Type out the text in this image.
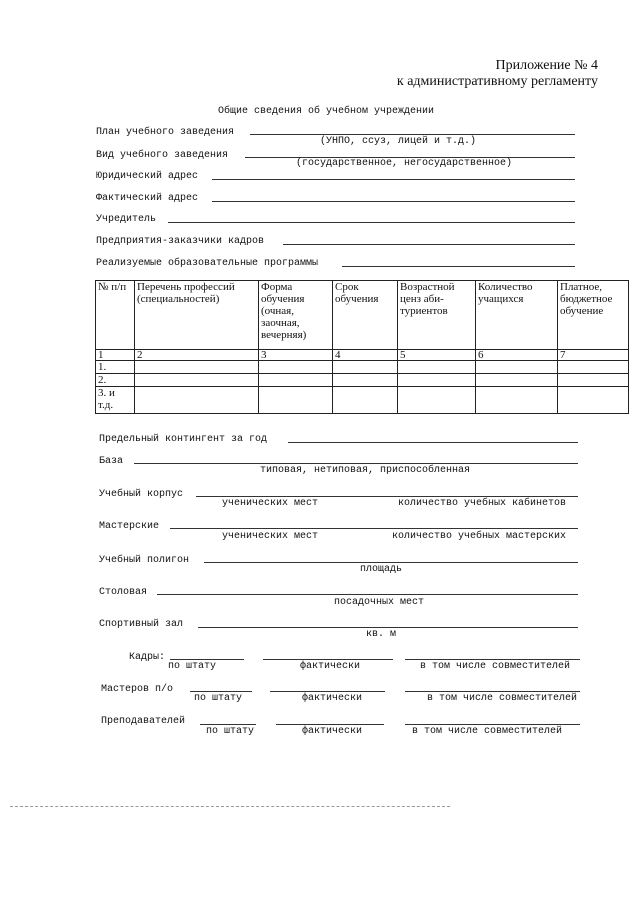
Приложение № 4
к административному регламенту
Общие сведения об учебном учреждении
План учебного заведения
(УНПО, ссуз, лицей и т.д.)
Вид учебного заведения
(государственное, негосударственное)
Юридический адрес
Фактический адрес
Учредитель
Предприятия-заказчики кадров
Реализуемые образовательные программы
№ п/п	Перечень профессий (специальностей)	Форма обучения (очная, заочная, вечерняя)	Срок обучения	Возрастной ценз аби-туриентов	Количество учащихся	Платное, бюджетное обучение
1	2	3	4	5	6	7
1.						
2.						
3. и т.д.						
Предельный контингент за год
База
типовая, нетиповая, приспособленная
Учебный корпус
ученических мест	количество учебных кабинетов
Мастерские
ученических мест	количество учебных мастерских
Учебный полигон
площадь
Столовая
посадочных мест
Спортивный зал
кв. м
Кадры:
по штату	фактически	в том числе совместителей
Мастеров п/о
по штату	фактически	в том числе совместителей
Преподавателей
по штату	фактически	в том числе совместителей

Task: Transcribe the material as is, with images omitted.

Task answer:
Type out the text in this image.
Приложение № 4
к административному регламенту
Общие сведения об учебном учреждении
План учебного заведения
(УНПО, ссуз, лицей и т.д.)
Вид учебного заведения
(государственное, негосударственное)
Юридический адрес
Фактический адрес
Учредитель
Предприятия-заказчики кадров
Реализуемые образовательные программы
№ п/п	Перечень профессий (специальностей)	Форма обучения (очная, заочная, вечерняя)	Срок обучения	Возрастной ценз аби-туриентов	Количество учащихся	Платное, бюджетное обучение
1	2	3	4	5	6	7
1.						
2.						
3. и т.д.						
Предельный контингент за год
База
типовая, нетиповая, приспособленная
Учебный корпус
ученических мест	количество учебных кабинетов
Мастерские
ученических мест	количество учебных мастерских
Учебный полигон
площадь
Столовая
посадочных мест
Спортивный зал
кв. м
Кадры:
по штату	фактически	в том числе совместителей
Мастеров п/о
по штату	фактически	в том числе совместителей
Преподавателей
по штату	фактически	в том числе совместителей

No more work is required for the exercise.